Locate all lines with the word "бодрствовании" and copy them out.

--- begin ---

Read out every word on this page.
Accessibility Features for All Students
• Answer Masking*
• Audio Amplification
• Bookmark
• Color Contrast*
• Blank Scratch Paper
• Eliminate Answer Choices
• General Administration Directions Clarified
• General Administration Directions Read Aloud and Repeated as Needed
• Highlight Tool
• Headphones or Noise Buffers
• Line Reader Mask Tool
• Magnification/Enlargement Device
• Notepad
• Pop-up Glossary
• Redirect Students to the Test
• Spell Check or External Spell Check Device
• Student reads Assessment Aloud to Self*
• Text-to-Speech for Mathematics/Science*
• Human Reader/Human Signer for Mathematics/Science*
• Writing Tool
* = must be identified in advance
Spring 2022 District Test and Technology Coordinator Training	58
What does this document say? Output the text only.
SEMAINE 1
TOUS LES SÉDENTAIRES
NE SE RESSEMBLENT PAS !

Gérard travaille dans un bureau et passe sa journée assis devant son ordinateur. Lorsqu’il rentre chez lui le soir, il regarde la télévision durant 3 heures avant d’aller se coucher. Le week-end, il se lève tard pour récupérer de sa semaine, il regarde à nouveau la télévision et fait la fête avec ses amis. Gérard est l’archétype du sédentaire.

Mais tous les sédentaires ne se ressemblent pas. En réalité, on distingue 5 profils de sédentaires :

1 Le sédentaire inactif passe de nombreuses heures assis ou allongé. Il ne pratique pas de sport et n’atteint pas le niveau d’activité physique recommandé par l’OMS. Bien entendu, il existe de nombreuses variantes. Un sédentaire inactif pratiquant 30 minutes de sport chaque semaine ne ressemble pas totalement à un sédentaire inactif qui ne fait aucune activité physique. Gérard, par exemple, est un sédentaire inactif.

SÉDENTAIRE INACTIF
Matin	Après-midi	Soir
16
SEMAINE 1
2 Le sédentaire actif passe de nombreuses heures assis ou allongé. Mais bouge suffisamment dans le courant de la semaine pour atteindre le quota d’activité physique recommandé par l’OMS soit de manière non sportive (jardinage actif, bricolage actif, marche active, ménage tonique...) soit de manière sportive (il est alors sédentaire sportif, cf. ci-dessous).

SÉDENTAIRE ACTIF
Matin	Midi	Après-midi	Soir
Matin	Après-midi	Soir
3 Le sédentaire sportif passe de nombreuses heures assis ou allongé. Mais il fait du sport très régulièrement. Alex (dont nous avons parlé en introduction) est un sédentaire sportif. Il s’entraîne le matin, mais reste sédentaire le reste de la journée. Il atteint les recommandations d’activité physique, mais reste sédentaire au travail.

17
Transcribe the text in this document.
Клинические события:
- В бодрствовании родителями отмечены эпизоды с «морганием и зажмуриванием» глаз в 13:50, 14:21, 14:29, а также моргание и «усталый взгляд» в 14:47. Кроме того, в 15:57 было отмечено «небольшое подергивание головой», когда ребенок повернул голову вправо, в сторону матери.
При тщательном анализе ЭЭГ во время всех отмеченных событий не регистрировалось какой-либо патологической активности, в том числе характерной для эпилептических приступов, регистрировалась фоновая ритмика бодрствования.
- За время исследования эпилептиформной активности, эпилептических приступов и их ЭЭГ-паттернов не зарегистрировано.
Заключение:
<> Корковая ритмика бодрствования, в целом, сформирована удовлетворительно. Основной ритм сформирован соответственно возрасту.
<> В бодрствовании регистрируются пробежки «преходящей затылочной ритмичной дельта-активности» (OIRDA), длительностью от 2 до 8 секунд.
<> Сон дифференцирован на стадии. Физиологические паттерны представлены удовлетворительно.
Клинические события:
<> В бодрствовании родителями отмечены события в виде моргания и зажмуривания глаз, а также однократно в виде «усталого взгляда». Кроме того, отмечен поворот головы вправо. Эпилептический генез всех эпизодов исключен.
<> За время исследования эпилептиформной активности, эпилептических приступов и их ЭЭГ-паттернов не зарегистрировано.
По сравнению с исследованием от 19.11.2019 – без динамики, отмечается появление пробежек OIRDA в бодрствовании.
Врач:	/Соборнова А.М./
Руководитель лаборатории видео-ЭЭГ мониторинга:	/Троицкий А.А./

--- end ---

_FINAL RESULT_:
- В бодрствовании родителями отмечены эпизоды с «морганием и зажмуриванием» глаз в 13:50, 14:21, 14:29, а также моргание и «усталый взгляд» в 14:47. Кроме того, в 15:57 было отмечено «небольшое подергивание головой», когда ребенок повернул голову вправо, в сторону матери.
<> В бодрствовании регистрируются пробежки «преходящей затылочной ритмичной дельта-активности» (OIRDA), длительностью от 2 до 8 секунд.
<> В бодрствовании родителями отмечены события в виде моргания и зажмуривания глаз, а также однократно в виде «усталого взгляда». Кроме того, отмечен поворот головы вправо. Эпилептический генез всех эпизодов исключен.
По сравнению с исследованием от 19.11.2019 – без динамики, отмечается появление пробежек OIRDA в бодрствовании.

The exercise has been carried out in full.